═══ Records to use

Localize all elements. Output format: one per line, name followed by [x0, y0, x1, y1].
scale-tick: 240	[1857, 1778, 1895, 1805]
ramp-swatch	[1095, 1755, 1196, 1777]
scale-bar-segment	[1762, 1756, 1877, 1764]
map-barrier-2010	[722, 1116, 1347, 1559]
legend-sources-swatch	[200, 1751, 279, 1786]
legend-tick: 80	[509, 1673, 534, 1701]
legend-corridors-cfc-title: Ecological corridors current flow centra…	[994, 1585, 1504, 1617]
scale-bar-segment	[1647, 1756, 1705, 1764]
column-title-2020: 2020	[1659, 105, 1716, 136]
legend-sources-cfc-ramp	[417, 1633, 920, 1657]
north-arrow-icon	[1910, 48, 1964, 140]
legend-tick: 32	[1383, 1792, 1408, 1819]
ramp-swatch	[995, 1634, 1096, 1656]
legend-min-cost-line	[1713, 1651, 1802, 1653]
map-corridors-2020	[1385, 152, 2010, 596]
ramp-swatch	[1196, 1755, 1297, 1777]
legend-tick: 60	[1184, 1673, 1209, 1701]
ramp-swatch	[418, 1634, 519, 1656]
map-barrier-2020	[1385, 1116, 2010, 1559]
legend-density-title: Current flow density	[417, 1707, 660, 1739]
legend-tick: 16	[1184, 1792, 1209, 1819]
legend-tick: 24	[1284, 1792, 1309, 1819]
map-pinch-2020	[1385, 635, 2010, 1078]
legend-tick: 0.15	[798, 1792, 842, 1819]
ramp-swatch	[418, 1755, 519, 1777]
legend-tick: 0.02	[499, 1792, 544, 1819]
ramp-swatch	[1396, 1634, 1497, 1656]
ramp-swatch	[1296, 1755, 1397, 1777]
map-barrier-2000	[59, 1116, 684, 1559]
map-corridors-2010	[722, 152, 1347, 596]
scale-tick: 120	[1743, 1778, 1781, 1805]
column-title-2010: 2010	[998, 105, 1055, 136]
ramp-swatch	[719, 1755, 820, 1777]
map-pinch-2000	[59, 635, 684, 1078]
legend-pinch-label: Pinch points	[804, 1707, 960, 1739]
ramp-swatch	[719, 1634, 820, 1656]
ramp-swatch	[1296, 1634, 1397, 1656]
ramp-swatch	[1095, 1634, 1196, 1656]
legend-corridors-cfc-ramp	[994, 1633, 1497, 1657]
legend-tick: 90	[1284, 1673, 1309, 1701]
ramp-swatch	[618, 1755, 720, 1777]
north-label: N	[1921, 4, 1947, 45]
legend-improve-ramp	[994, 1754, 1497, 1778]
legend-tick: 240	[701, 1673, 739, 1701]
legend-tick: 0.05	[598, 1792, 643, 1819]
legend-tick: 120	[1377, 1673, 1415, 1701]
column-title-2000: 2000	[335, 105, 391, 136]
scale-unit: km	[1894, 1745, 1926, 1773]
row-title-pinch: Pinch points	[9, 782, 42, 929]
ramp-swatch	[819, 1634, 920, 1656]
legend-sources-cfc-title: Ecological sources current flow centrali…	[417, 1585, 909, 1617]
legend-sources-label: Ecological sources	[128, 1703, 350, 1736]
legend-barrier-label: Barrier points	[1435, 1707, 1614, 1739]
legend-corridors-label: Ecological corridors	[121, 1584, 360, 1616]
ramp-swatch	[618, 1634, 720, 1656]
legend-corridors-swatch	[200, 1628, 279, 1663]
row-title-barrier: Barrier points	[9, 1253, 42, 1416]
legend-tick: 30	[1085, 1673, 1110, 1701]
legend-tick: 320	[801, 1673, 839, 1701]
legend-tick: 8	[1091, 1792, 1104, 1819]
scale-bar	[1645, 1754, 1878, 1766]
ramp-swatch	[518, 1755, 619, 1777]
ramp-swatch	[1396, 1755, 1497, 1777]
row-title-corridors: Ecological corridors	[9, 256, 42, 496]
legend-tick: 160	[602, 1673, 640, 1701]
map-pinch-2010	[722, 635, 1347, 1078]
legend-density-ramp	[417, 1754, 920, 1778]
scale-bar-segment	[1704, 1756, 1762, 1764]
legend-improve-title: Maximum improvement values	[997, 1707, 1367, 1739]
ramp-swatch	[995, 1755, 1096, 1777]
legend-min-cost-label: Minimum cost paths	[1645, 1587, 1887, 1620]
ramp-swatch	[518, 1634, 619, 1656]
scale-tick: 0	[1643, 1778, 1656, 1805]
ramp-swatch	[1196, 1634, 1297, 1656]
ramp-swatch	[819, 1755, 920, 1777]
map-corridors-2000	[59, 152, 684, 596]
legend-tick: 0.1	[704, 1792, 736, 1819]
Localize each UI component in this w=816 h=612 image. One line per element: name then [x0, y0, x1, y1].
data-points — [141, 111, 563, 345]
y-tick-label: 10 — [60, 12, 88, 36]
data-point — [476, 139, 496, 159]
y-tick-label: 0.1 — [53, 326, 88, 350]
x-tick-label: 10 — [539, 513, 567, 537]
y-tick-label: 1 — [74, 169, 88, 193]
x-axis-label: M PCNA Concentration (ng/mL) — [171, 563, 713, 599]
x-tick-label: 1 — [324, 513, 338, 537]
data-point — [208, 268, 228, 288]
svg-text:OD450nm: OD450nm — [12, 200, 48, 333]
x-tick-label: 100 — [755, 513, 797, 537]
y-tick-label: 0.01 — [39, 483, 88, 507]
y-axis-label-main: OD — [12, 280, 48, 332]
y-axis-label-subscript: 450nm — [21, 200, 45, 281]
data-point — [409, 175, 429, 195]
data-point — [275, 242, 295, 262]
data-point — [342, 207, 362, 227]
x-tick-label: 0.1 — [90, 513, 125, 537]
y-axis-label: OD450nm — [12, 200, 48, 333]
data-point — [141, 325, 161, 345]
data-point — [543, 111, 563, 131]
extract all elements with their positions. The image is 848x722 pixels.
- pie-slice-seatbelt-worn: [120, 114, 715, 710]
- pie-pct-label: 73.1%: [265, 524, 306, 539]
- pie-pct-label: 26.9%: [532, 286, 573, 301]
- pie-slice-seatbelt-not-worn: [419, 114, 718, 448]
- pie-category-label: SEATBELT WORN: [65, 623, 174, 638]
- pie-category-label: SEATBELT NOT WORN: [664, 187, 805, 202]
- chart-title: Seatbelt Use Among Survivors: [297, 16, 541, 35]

══════

**Short task:**
Count the lines in the entries above that contain the string "cost". Reply with the number alone.

**Output for this task:**
2